== Texte de lecture

Il y a quelques années, des chercheurs ont découvert que la non-reconnaissance du soi déclenchée par le lupus implique les récepteurs dits Toll-Like 7 et 8 (TLR 7 et 8). Ce sont des cytokines exprimées notamment à la surface des cellules B et activant le système immunitaire lorsqu’elles se lient à des ARN viraux. Dans le cas du lupus, elles considèrent l’ARN des patients en tant que menace. Le gène codant TLR7 étant porté par le chromosome X, cela expliquerait la plus forte prédisposition des femmes à la maladie, où TLR7 est exprimé doublement.
Les traitements actuels reposent sur le blocage du récepteur d’interféron (protéine activée lors d’une infection virale) ou la réduction de l’activité des lymphocytes B, induits par l’inhibition des voies TLR7 et 8. D’autres thérapies préconisent des stéroïdes et d’autres immunosuppresseurs, des antipaludiques, des anticoagulants et des anti-inflammatoires. Cependant, la plupart de ces médicaments doivent être administrés par injection ou perfusion, et peuvent engendrer d’importants effets secondaires. La prise de stéroïdes peut par exemple provoquer une prise de poids, une perte de densité osseuse, un risque d’infection accru, etc.

====
== Entrées affichées

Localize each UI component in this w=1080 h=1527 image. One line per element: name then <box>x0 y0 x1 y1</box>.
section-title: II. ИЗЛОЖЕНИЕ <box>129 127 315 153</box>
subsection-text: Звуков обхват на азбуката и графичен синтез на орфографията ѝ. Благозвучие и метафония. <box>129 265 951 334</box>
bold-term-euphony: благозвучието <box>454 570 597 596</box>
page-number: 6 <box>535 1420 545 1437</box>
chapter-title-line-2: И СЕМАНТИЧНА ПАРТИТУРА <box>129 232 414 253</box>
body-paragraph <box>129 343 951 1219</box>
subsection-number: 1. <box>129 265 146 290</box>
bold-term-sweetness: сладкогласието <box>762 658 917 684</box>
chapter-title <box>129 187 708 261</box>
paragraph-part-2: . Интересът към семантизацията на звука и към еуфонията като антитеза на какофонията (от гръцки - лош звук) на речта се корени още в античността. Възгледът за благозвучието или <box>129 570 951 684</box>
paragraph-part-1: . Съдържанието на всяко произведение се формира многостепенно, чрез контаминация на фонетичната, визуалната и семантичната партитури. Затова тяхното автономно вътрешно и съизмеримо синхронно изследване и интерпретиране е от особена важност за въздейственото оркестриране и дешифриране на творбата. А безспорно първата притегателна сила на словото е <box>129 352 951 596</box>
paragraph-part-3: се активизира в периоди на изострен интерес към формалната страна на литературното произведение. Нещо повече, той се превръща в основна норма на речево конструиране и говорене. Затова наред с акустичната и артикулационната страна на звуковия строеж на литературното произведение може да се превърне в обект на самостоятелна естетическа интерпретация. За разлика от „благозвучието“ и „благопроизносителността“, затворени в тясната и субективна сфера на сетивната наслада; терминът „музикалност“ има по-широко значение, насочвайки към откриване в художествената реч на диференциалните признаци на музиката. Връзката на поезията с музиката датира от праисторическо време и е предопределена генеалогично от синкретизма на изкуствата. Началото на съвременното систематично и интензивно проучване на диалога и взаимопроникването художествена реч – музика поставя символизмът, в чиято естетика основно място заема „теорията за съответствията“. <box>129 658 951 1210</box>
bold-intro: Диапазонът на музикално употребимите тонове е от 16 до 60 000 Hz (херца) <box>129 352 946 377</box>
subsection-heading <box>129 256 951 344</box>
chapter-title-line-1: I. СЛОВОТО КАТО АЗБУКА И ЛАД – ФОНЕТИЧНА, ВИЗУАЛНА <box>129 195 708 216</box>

====

▸ **Consigne 1**:
Pouvez-vous restituer sans aucune modification le passage du texte sur le lupus situé entre « Il y a quelques » et « est exprimé doublement. », ces deux bornes comprises ?
▸ **Consigne 2**:
Que répond le texte sur le lupus à ces questions ?
(a) Sur quel chromosome se trouve le gène codant TLR7 ?
(b) Par quels moyens la plupart des médicaments actuels doivent-ils être administrés ?
(c) Quels effets la prise de stéroïdes peut-elle provoquer, d'après les exemples donnés ?

▸ **Réponse rédigée 1**:
Il y a quelques années, des chercheurs ont découvert que la non-reconnaissance du soi déclenchée par le lupus implique les récepteurs dits Toll-Like 7 et 8 (TLR 7 et 8). Ce sont des cytokines exprimées notamment à la surface des cellules B et activant le système immunitaire lorsqu’elles se lient à des ARN viraux. Dans le cas du lupus, elles considèrent l’ARN des patients en tant que menace. Le gène codant TLR7 étant porté par le chromosome X, cela expliquerait la plus forte prédisposition des femmes à la maladie, où TLR7 est exprimé doublement.

▸ **Réponse rédigée 2**:
(a) Le chromosome X.
(b) Par injection ou perfusion.
(c) Une prise de poids, une perte de densité osseuse et un risque d'infection accru.